- [Task statement]
Set every record down verbatim and omit the pictures.

::: Exercise input

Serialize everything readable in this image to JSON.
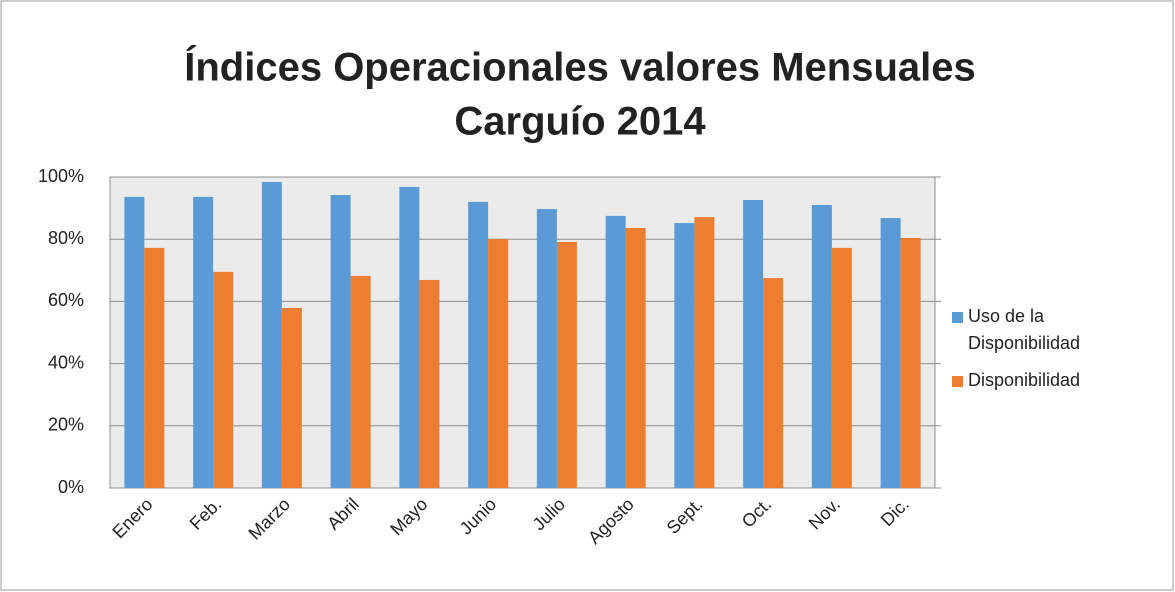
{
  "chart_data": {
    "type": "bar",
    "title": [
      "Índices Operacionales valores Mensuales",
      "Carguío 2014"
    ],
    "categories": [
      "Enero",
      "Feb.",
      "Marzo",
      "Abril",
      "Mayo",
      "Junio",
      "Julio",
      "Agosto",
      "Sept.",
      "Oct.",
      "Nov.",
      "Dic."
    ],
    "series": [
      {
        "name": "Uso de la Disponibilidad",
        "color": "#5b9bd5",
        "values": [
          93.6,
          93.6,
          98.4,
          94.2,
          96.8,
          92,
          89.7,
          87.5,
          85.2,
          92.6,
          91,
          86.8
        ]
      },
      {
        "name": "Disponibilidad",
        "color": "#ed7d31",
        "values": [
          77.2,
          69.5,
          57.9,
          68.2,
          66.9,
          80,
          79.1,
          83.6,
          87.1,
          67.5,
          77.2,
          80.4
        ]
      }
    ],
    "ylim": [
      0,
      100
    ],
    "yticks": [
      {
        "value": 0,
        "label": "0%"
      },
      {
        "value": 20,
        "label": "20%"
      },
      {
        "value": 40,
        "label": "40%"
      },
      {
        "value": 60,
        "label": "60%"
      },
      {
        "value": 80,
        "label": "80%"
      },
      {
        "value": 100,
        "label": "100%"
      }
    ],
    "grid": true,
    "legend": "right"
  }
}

::::::

- [Full solution]
Serialize everything readable in this image to JSON.
{
  "chart_data": {
    "type": "bar",
    "title": [
      "Índices Operacionales valores Mensuales",
      "Carguío 2014"
    ],
    "categories": [
      "Enero",
      "Feb.",
      "Marzo",
      "Abril",
      "Mayo",
      "Junio",
      "Julio",
      "Agosto",
      "Sept.",
      "Oct.",
      "Nov.",
      "Dic."
    ],
    "series": [
      {
        "name": "Uso de la Disponibilidad",
        "color": "#5b9bd5",
        "values": [
          93.6,
          93.6,
          98.4,
          94.2,
          96.8,
          92,
          89.7,
          87.5,
          85.2,
          92.6,
          91,
          86.8
        ]
      },
      {
        "name": "Disponibilidad",
        "color": "#ed7d31",
        "values": [
          77.2,
          69.5,
          57.9,
          68.2,
          66.9,
          80,
          79.1,
          83.6,
          87.1,
          67.5,
          77.2,
          80.4
        ]
      }
    ],
    "ylim": [
      0,
      100
    ],
    "yticks": [
      {
        "value": 0,
        "label": "0%"
      },
      {
        "value": 20,
        "label": "20%"
      },
      {
        "value": 40,
        "label": "40%"
      },
      {
        "value": 60,
        "label": "60%"
      },
      {
        "value": 80,
        "label": "80%"
      },
      {
        "value": 100,
        "label": "100%"
      }
    ],
    "grid": true,
    "legend": "right"
  }
}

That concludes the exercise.